**Что нужно сделать**
a) Ответь на вопросы по статье о Ковалевской и Миттаг-Леффлере, помечая ответы так же, как вопросы:
(i) В каком городе и в какой семье родился Миттаг-Леффлер?
(ii) В каком году Миттаг-Леффлер получил докторскую степень по математике?
(iii) В какие годы Ковалевская училась у Вейерштрасса?
b) Объясни по статье о Ковалевской и Миттаг-Леффлере, почему Гёста после окончания университета Уппсалы отправился в Европу.
c) Продолжи статью о Ковалевской и Миттаг-Леффлере, начав сразу после её последнего предложения.

**Фрагмент документа**

АНО «Редакция газеты «Великолукская правда»

 
 Россия, 182100 Псковская область, г. Великие Луки, ул. Комсомольца Зверева, 26. 
Главный редактор: тел. (81153) 5-21-03, отв. секретарь (81153) 3-26-56, 
 отдел рекламы: тел./факс (81153) 3-02-24. E-mail: vp-pravda@mail.ru 
 

Ковалевская и Миттаг-Леффлер

15 января и 10 февраля – даты рождения и ухода в Вечность С.В. Ковалевской. Есть повод вспомнить о ней

Одни говорят, что какой-то математик приволокнулся за женой Альфреда Нобеля, а другие - что их общая возлюбленная отдала руку и сердце служителю королевы наук. И месть Нобеля была ужасна: когда в списке первых кандидатов на его премию он увидел фамилию своего соперника, то он вычеркнул … математику из числа премируемых наук. Так это или не так, но дыма без огня не бывает, а легенда жива и по сей день. Так что, как говорят французы, «шерше ля фам» - ищите женщину.
Кто же этот математик, «оставивший» своих коллег без Нобелевской премии? И какое отношение он имеет к нашей знаменитой землячке?
Магнус Густав (Гёста) Миттаг-Леффлер родился в 1846 году в Стокгольме в семье директора школы.
Окончив в 1865-м университет Уппсалы, Гёста отправился в Европу, где математическая наука была более развита, нежели в Швеции. Он учился и работал в Париже, Геттингене и Берлине. В тот период его наставником был знаменитый немецкий математик Карл Вейерштрасс, который разглядел в нем уникальный талант. В 1872 году Миттаг-Леффлер получил докторскую степень по математике.
Вначале Миттаг-Леффлер работал в университете Уппсалы доцентом, а в 1877 году занял должность профессора математики в Хельсинском университете. С 1881 года он - ведущий профессор математики в университетском колледже Стокгольма, позже ставшем Стокгольмским университетом. В 1891-1892 годах он был президентом колледжа и оставил этот университет в 1911 году.
Основные научные изыскания Миттаг-Леффлера относятся к теории аналитических функций. Его имя носит одна классическая теорема, теорема о звезде и одна из построенных им функций. Миттаг-Леффлер был членом Шведской королевской академии наук, Финского общества наук и литературы, Шведского Королевского научного общества в Уппсале, Королевского физико-географического общества в Лунде, а также состоял в порядка 30 зарубежных научных обществах, в том числе в Королевском в Лондоне и Академии наук в Париже. Он имел почетные докторские степени Оксфордского и ряда других крупных университетов. На своей вилле в пригороде Стокгольма Миттаг-Леффлер собрал прекрасную математическую библиотеку. Со временем этот дом, вместе с библиотекой, был передан Академии наук Швеции и превратился в Институт Миттаг-Леффлера.
Ковалевская училась у Вейерштрасса с 1870-го по 1874 год и получила, на два года позже Миттаг-Леффлера, свой диплом доктора философии. Но с Гёстой в Берлине она не встречалась.

**Выборка данных**
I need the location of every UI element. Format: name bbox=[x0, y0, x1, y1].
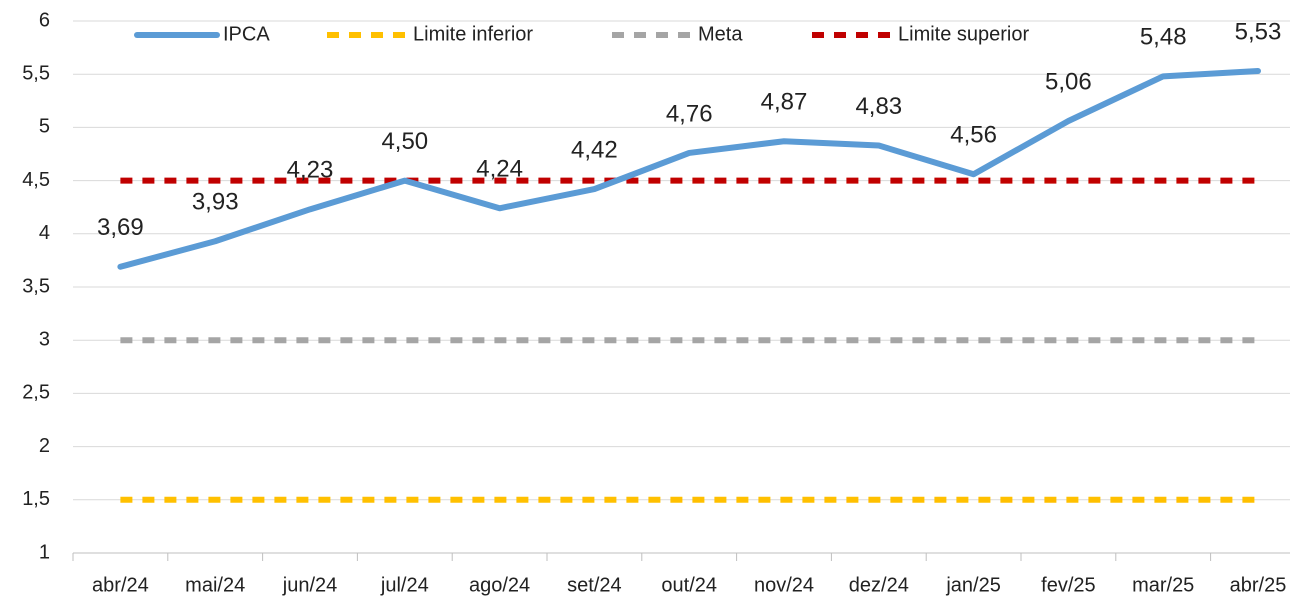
==
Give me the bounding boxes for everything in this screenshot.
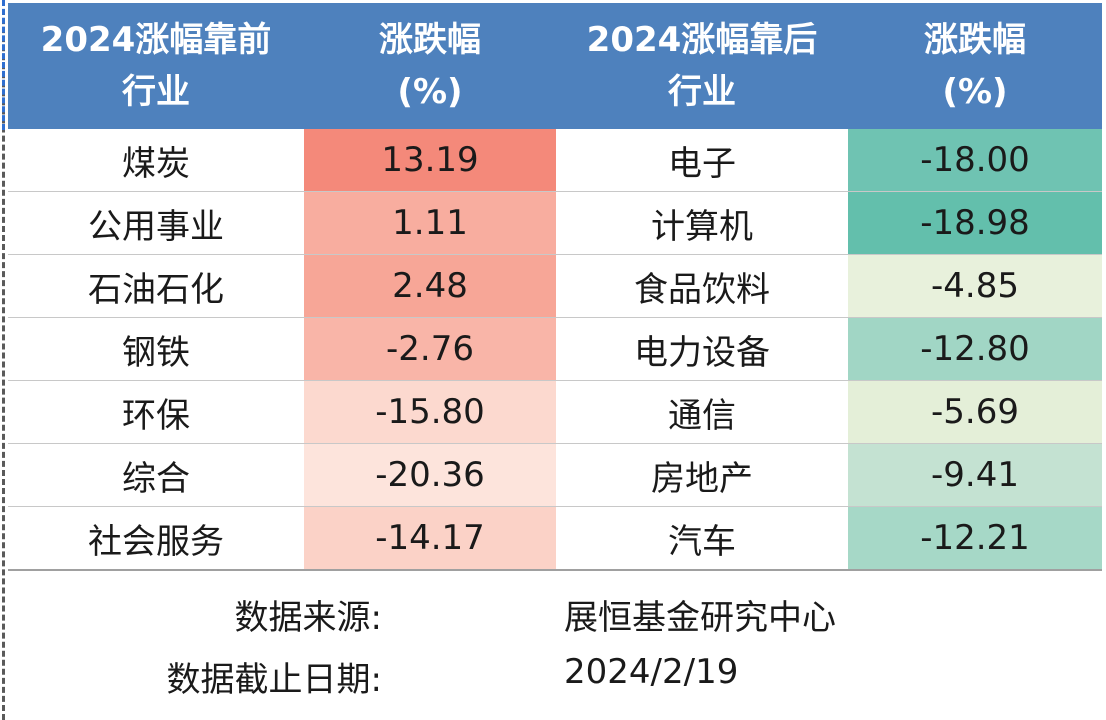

**Ответы по заданиям**
a)
(i) В Стокгольме, в семье директора школы.
(ii) В 1872 году.
(iii) С 1870-го по 1874 год.

b) В Европе математическая наука была развита лучше, чем в Швеции.

c)
Вернувшись в Россию, Ковалевская окунулась в родную атмосферу: возобновление отношений с друзьями и известными учеными, новые знакомства, благотворительные вечера, литературные кружки и, конечно же, русская речь – «все теперь интересовало и радовало». Попытки найти работу по специальности не сбывались, министр Сабуров отказал ей, и как-то в частном разговоре сказал, что: Ковалевская и ее дочь «успеют состариться, прежде чем женщин будут допускать к университету».
Жизнь в столицах никогда не отличалась дешевизною. Интеллигенту, живущему на зарплату, удовлетворять свои даже самые скромные культурные запросы было нелегко. А ученому? Совместимо ли «бегание по урокам» или случайные гонорары с серьезной научной деятельностью? Как ему обеспечить себя материально? Перед глазами были примеры знакомых, успешно ведущих предпринимательскую деятельность. К тому же, Софья Васильевна, хорошо знакомая с Леопольдом Кронеккером, знала, как тот, удачно устроив свои дела, связанные с сельским хозяйством, обеспечил свою семью и в возрасте 30 лет, удалившись от дел, отдался своему любимому делу – математике. И супруги Ковалевские решили рискнуть. Но отсутствие предпринимательской жилки, житейской мудрости, наивность и доверчивость не позволили им стать вторыми Кронеккерами и привели к потере всех средств, в том числе и тех, что достались Софье Васильевне по наследству. Не выдержав разорения, весной 1883 года супруг ее, В.О. Ковалевский, покончил с собой.
А математика? В первые три года после возвращения из Германии она отошла от нее и не отвечала на письма Вейерштрасса, пытавшегося возродить в любимой ученице интерес к математике. И лишь когда в 1876 году его ученик, Миттаг-Леффлер, приезжавший в Петербург по своим делам, навестил Ковалевскую по поручению учителя, связь стала восстанавливаться. Она очаровала Миттаг-Леффлера: «красивая и, когда говорит, то ее лицо озаряется выражением женской доброты и высокой интеллектуальности. Как ученая, она отличается редкой ясностью и точностью выражений, и исключительно быстрой сообразительностью», и он предложил ей переехать в Стокгольм. Но она проигнорировала это предложение.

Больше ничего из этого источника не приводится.